Data supplied =>
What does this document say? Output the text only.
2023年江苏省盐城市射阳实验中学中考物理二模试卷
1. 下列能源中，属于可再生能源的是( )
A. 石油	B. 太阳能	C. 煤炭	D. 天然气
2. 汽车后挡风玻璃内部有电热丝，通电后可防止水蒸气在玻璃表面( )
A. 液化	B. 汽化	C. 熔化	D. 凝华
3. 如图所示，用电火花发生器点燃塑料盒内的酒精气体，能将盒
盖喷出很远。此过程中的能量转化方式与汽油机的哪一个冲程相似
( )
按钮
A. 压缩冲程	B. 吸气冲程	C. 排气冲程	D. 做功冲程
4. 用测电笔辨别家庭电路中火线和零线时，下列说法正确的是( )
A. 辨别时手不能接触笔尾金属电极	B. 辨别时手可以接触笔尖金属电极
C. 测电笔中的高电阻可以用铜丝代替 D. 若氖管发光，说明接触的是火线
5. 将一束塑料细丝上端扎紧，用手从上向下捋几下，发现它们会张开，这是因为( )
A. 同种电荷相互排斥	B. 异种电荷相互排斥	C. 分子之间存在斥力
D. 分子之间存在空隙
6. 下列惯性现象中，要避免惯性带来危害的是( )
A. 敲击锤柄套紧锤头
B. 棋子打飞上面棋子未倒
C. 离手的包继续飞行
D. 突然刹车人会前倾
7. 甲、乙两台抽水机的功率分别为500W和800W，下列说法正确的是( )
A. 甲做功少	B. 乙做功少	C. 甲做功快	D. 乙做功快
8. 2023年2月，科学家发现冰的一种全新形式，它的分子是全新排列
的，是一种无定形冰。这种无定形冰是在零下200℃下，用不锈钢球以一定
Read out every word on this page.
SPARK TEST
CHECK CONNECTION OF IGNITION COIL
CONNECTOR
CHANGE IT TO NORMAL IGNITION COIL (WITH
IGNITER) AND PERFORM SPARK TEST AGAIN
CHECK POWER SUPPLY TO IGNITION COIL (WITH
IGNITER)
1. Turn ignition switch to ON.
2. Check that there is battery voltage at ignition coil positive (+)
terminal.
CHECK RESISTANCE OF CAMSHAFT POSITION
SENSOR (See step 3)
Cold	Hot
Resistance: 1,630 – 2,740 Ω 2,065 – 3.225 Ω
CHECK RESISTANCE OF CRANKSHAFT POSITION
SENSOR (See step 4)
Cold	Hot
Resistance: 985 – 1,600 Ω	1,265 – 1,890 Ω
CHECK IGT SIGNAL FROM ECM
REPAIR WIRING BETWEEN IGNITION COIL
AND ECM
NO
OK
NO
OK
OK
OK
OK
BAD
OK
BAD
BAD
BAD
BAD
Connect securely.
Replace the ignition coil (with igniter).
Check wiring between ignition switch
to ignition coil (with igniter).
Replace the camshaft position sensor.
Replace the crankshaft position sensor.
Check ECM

...

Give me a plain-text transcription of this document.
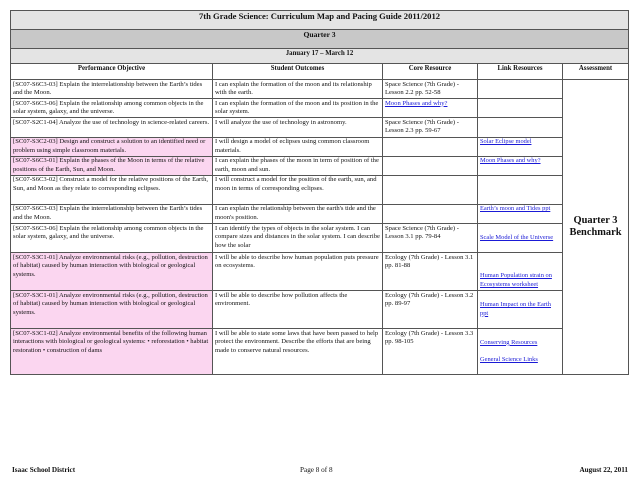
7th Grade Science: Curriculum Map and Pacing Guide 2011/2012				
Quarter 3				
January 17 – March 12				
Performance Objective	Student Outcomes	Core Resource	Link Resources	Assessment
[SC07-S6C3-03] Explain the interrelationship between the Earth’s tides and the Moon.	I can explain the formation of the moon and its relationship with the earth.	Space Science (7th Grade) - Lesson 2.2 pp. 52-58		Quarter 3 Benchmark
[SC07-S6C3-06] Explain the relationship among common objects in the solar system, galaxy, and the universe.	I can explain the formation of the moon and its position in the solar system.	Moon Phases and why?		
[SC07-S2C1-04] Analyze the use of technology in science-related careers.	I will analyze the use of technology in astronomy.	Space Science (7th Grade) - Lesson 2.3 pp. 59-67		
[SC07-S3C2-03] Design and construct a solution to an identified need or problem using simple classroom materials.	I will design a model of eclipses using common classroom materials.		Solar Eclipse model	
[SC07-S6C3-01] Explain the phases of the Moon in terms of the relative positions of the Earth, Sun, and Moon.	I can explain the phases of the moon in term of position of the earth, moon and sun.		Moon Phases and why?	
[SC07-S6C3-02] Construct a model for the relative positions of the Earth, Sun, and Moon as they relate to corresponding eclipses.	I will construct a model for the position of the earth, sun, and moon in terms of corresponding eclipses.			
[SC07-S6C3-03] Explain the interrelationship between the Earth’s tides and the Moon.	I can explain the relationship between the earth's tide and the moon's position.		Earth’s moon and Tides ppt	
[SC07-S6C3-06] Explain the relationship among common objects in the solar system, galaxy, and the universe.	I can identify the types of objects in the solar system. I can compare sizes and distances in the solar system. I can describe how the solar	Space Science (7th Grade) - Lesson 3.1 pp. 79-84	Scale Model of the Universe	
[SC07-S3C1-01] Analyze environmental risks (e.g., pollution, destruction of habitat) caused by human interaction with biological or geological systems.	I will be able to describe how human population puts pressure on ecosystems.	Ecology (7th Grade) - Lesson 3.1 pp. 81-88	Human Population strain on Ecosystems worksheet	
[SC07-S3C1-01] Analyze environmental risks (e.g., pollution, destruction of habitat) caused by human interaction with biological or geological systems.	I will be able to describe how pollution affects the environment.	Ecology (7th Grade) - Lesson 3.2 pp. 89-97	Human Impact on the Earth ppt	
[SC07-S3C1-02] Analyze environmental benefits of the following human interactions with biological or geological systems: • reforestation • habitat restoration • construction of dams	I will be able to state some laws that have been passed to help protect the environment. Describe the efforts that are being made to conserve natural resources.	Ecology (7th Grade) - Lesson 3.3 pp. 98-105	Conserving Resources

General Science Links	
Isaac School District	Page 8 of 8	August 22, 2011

==

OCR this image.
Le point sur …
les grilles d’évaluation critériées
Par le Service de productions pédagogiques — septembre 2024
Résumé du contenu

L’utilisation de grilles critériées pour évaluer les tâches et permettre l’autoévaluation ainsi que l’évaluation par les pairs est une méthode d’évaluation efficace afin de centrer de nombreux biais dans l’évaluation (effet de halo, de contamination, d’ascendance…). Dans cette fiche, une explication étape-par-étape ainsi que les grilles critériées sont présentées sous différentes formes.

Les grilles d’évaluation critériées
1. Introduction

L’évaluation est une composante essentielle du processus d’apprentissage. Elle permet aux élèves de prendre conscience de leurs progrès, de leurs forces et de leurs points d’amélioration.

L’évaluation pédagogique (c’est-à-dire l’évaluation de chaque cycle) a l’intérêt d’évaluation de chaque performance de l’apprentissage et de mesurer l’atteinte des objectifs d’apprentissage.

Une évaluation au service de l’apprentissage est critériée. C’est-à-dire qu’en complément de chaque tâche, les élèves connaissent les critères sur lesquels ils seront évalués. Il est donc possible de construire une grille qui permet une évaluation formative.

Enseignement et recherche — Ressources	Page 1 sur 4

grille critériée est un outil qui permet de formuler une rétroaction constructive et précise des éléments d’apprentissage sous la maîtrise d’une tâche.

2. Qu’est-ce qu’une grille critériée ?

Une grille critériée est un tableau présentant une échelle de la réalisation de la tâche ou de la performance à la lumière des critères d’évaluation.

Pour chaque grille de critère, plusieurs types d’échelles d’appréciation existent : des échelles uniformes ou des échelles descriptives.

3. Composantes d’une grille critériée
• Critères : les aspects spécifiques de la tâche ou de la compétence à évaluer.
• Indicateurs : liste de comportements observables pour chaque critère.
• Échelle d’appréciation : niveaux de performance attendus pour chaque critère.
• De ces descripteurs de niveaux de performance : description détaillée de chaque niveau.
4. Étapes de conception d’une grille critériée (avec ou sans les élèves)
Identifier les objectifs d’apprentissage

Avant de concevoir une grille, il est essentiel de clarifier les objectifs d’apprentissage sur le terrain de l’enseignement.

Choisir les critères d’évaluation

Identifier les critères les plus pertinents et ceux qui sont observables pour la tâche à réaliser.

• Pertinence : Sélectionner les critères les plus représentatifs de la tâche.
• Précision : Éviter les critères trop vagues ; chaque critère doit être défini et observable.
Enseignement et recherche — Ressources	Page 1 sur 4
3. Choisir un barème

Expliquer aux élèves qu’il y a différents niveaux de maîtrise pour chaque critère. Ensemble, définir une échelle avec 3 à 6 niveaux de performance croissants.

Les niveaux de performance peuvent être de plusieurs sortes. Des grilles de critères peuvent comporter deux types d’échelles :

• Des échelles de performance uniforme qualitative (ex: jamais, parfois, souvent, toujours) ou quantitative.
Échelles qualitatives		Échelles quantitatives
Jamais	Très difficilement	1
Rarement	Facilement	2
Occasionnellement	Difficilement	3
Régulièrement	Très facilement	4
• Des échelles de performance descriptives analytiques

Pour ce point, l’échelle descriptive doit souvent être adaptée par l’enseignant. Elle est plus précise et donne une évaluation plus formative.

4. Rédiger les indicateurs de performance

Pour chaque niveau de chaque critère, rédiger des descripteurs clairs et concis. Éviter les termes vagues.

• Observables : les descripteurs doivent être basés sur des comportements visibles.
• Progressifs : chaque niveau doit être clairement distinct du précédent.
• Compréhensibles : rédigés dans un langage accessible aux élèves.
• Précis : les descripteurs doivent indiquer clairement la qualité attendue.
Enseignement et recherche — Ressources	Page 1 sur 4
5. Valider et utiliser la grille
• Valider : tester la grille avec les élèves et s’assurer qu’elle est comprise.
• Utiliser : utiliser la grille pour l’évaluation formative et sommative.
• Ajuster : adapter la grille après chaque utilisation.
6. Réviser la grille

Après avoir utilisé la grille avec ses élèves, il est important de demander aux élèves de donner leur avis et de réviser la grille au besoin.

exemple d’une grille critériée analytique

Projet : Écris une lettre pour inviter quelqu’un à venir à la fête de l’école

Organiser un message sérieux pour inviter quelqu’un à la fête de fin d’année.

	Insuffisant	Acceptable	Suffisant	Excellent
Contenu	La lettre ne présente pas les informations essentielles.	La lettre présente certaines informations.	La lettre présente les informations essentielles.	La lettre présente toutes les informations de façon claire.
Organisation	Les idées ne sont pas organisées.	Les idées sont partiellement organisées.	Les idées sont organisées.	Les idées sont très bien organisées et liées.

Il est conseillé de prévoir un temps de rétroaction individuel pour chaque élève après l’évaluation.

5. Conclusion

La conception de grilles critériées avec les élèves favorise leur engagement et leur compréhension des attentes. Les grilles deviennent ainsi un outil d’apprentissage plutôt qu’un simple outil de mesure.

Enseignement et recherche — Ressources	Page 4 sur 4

What is required => Within the material above, find the lines that contain the word "lettre"; copy them.

Reply to the exercise =>
Projet : Écris une lettre pour inviter quelqu’un à venir à la fête de l’école
Contenu	La lettre ne présente pas les informations essentielles.	La lettre présente certaines informations.	La lettre présente les informations essentielles.	La lettre présente toutes les informations de façon claire.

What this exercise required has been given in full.